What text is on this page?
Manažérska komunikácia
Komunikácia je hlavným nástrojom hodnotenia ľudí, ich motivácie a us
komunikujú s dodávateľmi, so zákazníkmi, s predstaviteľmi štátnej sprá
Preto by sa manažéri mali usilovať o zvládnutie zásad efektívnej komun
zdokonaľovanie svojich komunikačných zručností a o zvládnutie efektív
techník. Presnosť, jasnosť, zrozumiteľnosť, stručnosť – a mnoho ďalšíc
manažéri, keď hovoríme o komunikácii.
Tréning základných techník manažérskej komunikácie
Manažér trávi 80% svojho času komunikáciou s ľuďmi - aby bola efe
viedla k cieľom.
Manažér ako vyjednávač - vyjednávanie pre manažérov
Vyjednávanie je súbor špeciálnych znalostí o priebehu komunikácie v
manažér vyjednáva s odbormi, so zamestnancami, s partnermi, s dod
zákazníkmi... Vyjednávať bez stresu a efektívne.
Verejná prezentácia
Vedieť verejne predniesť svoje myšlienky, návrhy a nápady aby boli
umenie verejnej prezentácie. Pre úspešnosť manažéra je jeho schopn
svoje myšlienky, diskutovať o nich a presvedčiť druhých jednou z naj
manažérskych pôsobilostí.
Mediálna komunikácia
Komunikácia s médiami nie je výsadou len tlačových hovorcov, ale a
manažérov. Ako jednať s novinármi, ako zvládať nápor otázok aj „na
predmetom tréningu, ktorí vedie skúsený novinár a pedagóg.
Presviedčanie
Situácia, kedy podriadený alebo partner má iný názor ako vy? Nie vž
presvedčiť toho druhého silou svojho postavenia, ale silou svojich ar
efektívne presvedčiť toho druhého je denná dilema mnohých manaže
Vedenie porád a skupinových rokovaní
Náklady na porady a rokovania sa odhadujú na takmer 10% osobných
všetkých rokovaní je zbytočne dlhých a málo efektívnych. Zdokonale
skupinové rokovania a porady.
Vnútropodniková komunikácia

____________________

Exercise aim:
Return only those lines of the records that contain the string "myšlienky".

Result of the exercise:
Vedieť verejne predniesť svoje myšlienky, návrhy a nápady aby boli
svoje myšlienky, diskutovať o nich a presvedčiť druhých jednou z naj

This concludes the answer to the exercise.